Exercise objective - Copy every line of the entries that includes the word "hour".

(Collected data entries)
*****

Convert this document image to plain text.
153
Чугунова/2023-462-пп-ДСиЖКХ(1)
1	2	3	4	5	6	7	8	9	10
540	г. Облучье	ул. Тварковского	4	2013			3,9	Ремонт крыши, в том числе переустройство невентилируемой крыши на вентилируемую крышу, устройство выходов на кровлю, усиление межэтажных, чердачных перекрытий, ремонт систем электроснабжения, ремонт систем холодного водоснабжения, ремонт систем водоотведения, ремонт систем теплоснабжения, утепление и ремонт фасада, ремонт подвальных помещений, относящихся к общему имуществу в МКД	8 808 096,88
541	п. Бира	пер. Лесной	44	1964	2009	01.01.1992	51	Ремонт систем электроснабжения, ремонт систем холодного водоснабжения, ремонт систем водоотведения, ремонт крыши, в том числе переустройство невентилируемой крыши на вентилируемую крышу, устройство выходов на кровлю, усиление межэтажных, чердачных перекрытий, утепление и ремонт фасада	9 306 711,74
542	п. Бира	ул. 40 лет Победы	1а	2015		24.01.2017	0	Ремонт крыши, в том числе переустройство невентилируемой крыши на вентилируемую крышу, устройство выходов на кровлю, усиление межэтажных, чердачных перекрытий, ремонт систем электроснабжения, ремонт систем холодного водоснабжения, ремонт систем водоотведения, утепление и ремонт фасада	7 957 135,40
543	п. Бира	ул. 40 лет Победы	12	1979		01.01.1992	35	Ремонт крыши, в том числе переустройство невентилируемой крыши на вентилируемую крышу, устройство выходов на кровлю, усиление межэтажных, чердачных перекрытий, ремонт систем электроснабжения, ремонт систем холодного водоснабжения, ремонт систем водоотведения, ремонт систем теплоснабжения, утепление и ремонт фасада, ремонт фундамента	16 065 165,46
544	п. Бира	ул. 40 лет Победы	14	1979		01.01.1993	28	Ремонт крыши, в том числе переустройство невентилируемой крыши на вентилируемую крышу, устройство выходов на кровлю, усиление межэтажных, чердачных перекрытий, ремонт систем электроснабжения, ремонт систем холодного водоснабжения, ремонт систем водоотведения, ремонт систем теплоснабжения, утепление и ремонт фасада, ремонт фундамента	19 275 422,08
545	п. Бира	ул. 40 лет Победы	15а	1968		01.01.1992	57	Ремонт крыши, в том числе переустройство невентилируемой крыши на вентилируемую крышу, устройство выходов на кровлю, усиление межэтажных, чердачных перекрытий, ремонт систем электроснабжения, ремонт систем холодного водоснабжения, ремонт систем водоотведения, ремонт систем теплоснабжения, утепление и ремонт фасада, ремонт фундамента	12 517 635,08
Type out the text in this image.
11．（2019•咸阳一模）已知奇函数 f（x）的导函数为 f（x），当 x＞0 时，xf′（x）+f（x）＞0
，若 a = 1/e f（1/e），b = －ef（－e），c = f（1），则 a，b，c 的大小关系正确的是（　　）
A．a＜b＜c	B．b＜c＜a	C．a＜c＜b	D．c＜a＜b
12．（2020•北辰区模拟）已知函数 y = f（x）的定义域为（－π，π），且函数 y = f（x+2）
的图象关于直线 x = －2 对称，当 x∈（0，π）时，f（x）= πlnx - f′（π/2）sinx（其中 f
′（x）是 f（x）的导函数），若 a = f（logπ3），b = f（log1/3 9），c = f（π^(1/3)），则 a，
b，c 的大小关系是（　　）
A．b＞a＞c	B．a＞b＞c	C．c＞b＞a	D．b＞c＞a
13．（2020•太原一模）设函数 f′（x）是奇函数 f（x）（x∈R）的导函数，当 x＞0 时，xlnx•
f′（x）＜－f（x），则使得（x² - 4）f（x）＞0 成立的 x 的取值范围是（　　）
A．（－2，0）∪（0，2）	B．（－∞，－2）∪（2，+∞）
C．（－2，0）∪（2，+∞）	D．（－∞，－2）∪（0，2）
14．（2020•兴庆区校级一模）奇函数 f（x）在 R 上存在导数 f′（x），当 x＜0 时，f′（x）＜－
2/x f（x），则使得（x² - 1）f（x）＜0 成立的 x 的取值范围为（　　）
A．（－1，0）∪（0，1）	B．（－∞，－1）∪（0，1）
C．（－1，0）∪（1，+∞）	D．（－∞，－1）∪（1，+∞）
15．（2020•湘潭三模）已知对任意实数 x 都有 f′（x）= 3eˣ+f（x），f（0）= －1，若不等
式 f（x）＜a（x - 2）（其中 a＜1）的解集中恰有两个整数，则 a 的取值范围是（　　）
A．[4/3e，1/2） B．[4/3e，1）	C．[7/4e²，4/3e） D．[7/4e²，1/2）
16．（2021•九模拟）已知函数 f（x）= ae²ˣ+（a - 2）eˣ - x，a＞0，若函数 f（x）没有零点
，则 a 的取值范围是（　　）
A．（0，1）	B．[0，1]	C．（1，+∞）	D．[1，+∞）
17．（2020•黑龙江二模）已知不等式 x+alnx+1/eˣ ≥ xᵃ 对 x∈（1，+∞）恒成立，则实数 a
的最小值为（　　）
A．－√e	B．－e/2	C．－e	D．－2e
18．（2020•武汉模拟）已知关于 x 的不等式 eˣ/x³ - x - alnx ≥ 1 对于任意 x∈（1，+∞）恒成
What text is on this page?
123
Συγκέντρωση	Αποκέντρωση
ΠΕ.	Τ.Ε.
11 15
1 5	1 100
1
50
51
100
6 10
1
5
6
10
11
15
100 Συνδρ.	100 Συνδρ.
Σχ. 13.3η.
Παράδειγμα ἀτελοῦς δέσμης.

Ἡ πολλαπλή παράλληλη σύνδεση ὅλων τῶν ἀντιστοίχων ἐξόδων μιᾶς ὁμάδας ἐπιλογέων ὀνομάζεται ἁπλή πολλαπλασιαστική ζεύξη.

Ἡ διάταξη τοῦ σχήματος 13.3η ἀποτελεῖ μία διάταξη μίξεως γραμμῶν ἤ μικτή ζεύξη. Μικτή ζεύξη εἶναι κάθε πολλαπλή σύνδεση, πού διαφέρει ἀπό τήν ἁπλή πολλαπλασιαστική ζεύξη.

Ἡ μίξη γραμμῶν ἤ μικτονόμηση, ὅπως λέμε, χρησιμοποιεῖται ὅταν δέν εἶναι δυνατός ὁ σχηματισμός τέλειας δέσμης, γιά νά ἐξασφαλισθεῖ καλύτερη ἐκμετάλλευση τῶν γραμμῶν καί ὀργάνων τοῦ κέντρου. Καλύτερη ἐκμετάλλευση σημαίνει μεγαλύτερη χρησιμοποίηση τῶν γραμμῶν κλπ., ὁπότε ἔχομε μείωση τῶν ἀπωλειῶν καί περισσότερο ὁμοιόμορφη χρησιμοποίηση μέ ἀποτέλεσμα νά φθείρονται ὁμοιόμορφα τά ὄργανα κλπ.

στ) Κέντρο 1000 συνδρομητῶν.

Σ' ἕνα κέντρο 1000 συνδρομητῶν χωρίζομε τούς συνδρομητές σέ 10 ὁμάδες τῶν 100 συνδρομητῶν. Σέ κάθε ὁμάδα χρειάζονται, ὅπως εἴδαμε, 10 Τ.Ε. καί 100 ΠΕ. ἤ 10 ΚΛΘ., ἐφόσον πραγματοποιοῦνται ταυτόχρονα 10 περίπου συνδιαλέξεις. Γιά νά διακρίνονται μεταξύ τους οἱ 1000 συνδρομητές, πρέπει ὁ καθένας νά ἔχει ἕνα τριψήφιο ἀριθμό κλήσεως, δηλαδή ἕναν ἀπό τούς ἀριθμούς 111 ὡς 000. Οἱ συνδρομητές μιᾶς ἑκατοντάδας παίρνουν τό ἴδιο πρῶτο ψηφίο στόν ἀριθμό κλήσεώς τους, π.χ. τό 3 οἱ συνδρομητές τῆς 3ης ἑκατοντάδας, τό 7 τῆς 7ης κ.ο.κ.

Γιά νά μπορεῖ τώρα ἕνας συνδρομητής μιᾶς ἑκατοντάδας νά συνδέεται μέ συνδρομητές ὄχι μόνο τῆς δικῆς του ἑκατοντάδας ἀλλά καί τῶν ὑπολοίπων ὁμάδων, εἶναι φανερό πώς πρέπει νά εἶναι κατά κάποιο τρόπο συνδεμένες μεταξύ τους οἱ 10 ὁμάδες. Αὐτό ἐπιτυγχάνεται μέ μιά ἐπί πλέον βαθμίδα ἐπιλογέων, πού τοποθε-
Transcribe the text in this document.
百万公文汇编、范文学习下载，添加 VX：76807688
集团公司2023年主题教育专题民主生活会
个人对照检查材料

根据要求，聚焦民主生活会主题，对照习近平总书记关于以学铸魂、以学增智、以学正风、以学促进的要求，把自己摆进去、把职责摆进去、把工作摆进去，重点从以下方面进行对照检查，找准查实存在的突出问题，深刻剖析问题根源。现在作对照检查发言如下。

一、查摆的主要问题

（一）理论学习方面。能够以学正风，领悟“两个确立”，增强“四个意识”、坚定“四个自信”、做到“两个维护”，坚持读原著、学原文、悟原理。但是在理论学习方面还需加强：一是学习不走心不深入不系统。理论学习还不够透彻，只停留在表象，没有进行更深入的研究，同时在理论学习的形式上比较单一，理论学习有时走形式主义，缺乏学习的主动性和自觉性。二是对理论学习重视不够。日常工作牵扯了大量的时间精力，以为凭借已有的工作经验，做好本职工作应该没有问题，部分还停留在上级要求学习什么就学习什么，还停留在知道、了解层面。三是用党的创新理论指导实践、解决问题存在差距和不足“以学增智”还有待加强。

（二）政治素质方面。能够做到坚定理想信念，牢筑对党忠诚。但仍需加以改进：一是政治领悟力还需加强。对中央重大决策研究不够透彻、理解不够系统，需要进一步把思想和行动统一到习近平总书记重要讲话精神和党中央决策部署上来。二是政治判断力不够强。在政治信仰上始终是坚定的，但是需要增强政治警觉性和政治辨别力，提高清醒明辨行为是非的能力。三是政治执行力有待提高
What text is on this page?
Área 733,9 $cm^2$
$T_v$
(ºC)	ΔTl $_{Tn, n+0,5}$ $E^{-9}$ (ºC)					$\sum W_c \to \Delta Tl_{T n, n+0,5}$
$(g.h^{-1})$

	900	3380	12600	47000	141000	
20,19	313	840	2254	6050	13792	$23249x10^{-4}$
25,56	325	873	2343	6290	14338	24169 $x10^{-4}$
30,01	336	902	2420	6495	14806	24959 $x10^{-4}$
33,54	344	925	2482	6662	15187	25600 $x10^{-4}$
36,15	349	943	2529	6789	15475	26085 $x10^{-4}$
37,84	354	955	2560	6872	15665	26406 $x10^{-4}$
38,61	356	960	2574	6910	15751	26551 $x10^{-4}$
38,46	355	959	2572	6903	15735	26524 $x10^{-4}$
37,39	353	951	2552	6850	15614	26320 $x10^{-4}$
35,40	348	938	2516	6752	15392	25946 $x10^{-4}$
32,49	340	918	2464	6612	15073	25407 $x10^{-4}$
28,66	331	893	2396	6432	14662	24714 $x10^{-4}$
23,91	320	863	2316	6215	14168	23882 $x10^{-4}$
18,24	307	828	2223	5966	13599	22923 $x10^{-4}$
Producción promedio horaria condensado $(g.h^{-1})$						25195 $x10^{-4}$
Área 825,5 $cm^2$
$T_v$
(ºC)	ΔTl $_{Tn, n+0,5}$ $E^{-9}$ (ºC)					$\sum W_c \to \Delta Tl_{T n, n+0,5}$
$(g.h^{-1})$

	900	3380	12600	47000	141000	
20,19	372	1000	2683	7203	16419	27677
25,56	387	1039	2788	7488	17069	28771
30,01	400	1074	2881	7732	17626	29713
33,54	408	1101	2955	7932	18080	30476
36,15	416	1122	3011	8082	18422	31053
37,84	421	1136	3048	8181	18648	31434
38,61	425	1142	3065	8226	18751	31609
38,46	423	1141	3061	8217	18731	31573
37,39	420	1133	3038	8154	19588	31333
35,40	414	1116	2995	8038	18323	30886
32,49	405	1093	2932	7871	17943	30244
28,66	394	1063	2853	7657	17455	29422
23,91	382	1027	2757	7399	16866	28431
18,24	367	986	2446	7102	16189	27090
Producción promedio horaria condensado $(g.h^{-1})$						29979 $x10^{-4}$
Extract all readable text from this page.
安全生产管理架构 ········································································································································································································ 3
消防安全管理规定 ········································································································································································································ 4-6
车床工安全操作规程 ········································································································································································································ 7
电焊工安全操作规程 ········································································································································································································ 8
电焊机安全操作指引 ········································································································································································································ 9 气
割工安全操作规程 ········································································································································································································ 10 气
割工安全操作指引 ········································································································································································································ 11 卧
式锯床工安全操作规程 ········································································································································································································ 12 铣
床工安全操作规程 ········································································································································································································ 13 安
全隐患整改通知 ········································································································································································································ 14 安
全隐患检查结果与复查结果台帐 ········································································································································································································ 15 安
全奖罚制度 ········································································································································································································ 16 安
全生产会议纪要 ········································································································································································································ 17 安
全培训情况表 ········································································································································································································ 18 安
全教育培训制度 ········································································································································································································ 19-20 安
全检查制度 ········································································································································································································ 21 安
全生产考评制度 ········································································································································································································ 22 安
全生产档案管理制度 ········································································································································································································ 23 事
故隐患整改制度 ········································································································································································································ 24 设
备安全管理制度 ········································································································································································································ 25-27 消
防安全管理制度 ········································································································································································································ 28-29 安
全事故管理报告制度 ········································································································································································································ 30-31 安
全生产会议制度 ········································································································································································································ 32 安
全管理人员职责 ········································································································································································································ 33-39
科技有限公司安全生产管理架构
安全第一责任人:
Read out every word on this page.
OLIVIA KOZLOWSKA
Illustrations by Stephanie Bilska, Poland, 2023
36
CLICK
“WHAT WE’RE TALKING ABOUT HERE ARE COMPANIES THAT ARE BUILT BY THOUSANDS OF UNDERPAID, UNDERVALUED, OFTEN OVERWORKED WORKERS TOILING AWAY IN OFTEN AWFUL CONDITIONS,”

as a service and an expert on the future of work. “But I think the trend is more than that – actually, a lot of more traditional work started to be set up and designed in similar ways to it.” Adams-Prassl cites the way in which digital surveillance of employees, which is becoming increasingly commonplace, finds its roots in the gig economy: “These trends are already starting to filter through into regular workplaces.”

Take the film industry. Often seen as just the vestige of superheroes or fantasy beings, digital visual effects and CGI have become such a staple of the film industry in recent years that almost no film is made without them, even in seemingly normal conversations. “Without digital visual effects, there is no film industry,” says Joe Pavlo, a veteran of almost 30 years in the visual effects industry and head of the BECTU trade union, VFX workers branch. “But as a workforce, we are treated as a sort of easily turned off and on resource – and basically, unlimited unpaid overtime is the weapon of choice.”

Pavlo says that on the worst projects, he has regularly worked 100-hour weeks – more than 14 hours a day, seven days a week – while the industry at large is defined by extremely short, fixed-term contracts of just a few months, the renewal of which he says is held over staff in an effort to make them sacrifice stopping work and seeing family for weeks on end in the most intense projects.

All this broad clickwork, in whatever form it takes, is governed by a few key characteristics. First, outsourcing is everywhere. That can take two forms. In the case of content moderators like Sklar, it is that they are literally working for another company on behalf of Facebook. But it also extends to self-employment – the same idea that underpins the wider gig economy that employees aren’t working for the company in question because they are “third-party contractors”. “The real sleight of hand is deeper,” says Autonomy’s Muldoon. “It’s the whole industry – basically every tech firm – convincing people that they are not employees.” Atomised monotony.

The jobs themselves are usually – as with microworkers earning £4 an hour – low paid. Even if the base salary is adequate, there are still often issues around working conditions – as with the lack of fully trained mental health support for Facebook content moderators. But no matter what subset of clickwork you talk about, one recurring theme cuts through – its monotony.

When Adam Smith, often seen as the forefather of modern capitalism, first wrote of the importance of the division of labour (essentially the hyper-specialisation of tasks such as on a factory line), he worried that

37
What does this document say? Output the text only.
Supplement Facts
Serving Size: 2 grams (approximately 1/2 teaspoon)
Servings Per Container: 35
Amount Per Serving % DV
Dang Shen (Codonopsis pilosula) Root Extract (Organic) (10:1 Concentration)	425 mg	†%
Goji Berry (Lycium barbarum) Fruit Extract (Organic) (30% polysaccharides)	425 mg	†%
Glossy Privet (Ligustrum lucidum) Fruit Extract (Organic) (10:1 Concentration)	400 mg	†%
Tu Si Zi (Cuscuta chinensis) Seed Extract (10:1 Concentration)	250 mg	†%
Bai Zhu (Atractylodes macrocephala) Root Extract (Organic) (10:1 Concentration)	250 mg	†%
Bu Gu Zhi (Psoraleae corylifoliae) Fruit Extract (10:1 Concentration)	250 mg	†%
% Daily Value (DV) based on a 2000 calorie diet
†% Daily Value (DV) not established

*****

Exercise solution -
Pavlo says that on the worst projects, he has regularly worked 100-hour weeks – more than 14 hours a day, seven days a week – while the industry at large is defined by extremely short, fixed-term contracts of just a few months, the renewal of which he says is held over staff in an effort to make them sacrifice stopping work and seeing family for weeks on end in the most intense projects.
The jobs themselves are usually – as with microworkers earning £4 an hour – low paid. Even if the base salary is adequate, there are still often issues around working conditions – as with the lack of fully trained mental health support for Facebook content moderators. But no matter what subset of clickwork you talk about, one recurring theme cuts through – its monotony.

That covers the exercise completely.